▸ Request
The records below need retyping in full; give them again exactly.

▸ The input

:::::

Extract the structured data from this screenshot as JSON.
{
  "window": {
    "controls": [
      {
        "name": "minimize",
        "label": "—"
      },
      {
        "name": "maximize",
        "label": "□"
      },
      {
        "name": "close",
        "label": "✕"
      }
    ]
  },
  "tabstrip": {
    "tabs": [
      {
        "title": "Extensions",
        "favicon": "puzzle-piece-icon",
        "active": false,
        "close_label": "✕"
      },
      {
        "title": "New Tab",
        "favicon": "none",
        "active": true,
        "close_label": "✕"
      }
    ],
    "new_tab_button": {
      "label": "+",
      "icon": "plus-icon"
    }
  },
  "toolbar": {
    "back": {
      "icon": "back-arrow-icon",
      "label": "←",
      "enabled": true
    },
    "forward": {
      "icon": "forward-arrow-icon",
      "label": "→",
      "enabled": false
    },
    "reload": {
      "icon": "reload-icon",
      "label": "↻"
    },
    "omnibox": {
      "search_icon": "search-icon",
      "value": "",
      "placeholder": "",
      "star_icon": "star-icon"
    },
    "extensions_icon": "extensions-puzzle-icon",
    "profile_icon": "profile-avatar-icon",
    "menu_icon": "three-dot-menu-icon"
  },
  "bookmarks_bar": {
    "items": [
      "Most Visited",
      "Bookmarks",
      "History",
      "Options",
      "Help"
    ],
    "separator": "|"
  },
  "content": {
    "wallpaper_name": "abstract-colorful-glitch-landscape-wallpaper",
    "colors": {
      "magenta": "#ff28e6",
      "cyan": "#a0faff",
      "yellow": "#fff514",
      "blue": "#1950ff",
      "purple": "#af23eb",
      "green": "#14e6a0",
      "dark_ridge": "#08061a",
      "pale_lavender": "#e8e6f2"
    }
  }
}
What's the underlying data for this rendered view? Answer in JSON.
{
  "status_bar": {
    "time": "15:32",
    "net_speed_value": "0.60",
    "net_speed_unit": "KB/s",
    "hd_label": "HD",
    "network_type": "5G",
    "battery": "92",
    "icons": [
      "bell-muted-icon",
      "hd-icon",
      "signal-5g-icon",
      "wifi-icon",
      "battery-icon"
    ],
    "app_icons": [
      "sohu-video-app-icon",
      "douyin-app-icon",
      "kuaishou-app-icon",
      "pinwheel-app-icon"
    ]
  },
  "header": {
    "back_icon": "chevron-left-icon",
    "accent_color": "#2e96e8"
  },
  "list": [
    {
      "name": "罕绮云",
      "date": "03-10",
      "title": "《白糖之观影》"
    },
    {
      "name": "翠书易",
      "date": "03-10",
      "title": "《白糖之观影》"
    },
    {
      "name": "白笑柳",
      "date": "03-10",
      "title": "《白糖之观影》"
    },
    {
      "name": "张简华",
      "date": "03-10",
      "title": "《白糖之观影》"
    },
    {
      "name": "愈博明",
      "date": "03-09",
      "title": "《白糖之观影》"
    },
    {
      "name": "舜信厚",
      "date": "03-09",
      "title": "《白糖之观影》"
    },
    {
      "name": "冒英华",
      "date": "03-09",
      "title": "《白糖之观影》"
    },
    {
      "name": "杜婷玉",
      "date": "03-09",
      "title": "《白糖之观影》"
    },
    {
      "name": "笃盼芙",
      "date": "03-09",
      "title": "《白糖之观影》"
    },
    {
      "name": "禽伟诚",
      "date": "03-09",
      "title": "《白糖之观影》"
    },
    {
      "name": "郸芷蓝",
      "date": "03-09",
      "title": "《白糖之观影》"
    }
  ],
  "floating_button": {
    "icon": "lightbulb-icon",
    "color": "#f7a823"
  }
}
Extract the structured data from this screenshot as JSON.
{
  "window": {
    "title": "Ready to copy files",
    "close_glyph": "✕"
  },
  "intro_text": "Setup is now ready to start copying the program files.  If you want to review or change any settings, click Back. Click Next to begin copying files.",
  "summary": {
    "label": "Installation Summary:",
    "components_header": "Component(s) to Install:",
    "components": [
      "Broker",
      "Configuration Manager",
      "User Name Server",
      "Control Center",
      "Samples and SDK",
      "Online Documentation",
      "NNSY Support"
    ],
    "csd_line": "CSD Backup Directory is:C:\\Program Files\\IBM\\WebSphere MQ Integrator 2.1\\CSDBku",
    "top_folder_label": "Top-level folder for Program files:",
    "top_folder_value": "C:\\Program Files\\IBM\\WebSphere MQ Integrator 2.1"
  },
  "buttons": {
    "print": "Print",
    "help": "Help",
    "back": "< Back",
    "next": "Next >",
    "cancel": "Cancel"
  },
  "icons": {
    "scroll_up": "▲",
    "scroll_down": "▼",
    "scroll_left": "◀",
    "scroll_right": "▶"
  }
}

:::::

▸ Exercise solution
Extract the structured data from this screenshot as JSON.
{
  "window": {
    "controls": [
      {
        "name": "minimize",
        "label": "—"
      },
      {
        "name": "maximize",
        "label": "□"
      },
      {
        "name": "close",
        "label": "✕"
      }
    ]
  },
  "tabstrip": {
    "tabs": [
      {
        "title": "Extensions",
        "favicon": "puzzle-piece-icon",
        "active": false,
        "close_label": "✕"
      },
      {
        "title": "New Tab",
        "favicon": "none",
        "active": true,
        "close_label": "✕"
      }
    ],
    "new_tab_button": {
      "label": "+",
      "icon": "plus-icon"
    }
  },
  "toolbar": {
    "back": {
      "icon": "back-arrow-icon",
      "label": "←",
      "enabled": true
    },
    "forward": {
      "icon": "forward-arrow-icon",
      "label": "→",
      "enabled": false
    },
    "reload": {
      "icon": "reload-icon",
      "label": "↻"
    },
    "omnibox": {
      "search_icon": "search-icon",
      "value": "",
      "placeholder": "",
      "star_icon": "star-icon"
    },
    "extensions_icon": "extensions-puzzle-icon",
    "profile_icon": "profile-avatar-icon",
    "menu_icon": "three-dot-menu-icon"
  },
  "bookmarks_bar": {
    "items": [
      "Most Visited",
      "Bookmarks",
      "History",
      "Options",
      "Help"
    ],
    "separator": "|"
  },
  "content": {
    "wallpaper_name": "abstract-colorful-glitch-landscape-wallpaper",
    "colors": {
      "magenta": "#ff28e6",
      "cyan": "#a0faff",
      "yellow": "#fff514",
      "blue": "#1950ff",
      "purple": "#af23eb",
      "green": "#14e6a0",
      "dark_ridge": "#08061a",
      "pale_lavender": "#e8e6f2"
    }
  }
}
What's the underlying data for this rendered view? Answer in JSON.
{
  "status_bar": {
    "time": "15:32",
    "net_speed_value": "0.60",
    "net_speed_unit": "KB/s",
    "hd_label": "HD",
    "network_type": "5G",
    "battery": "92",
    "icons": [
      "bell-muted-icon",
      "hd-icon",
      "signal-5g-icon",
      "wifi-icon",
      "battery-icon"
    ],
    "app_icons": [
      "sohu-video-app-icon",
      "douyin-app-icon",
      "kuaishou-app-icon",
      "pinwheel-app-icon"
    ]
  },
  "header": {
    "back_icon": "chevron-left-icon",
    "accent_color": "#2e96e8"
  },
  "list": [
    {
      "name": "罕绮云",
      "date": "03-10",
      "title": "《白糖之观影》"
    },
    {
      "name": "翠书易",
      "date": "03-10",
      "title": "《白糖之观影》"
    },
    {
      "name": "白笑柳",
      "date": "03-10",
      "title": "《白糖之观影》"
    },
    {
      "name": "张简华",
      "date": "03-10",
      "title": "《白糖之观影》"
    },
    {
      "name": "愈博明",
      "date": "03-09",
      "title": "《白糖之观影》"
    },
    {
      "name": "舜信厚",
      "date": "03-09",
      "title": "《白糖之观影》"
    },
    {
      "name": "冒英华",
      "date": "03-09",
      "title": "《白糖之观影》"
    },
    {
      "name": "杜婷玉",
      "date": "03-09",
      "title": "《白糖之观影》"
    },
    {
      "name": "笃盼芙",
      "date": "03-09",
      "title": "《白糖之观影》"
    },
    {
      "name": "禽伟诚",
      "date": "03-09",
      "title": "《白糖之观影》"
    },
    {
      "name": "郸芷蓝",
      "date": "03-09",
      "title": "《白糖之观影》"
    }
  ],
  "floating_button": {
    "icon": "lightbulb-icon",
    "color": "#f7a823"
  }
}
Extract the structured data from this screenshot as JSON.
{
  "window": {
    "title": "Ready to copy files",
    "close_glyph": "✕"
  },
  "intro_text": "Setup is now ready to start copying the program files.  If you want to review or change any settings, click Back. Click Next to begin copying files.",
  "summary": {
    "label": "Installation Summary:",
    "components_header": "Component(s) to Install:",
    "components": [
      "Broker",
      "Configuration Manager",
      "User Name Server",
      "Control Center",
      "Samples and SDK",
      "Online Documentation",
      "NNSY Support"
    ],
    "csd_line": "CSD Backup Directory is:C:\\Program Files\\IBM\\WebSphere MQ Integrator 2.1\\CSDBku",
    "top_folder_label": "Top-level folder for Program files:",
    "top_folder_value": "C:\\Program Files\\IBM\\WebSphere MQ Integrator 2.1"
  },
  "buttons": {
    "print": "Print",
    "help": "Help",
    "back": "< Back",
    "next": "Next >",
    "cancel": "Cancel"
  },
  "icons": {
    "scroll_up": "▲",
    "scroll_down": "▼",
    "scroll_left": "◀",
    "scroll_right": "▶"
  }
}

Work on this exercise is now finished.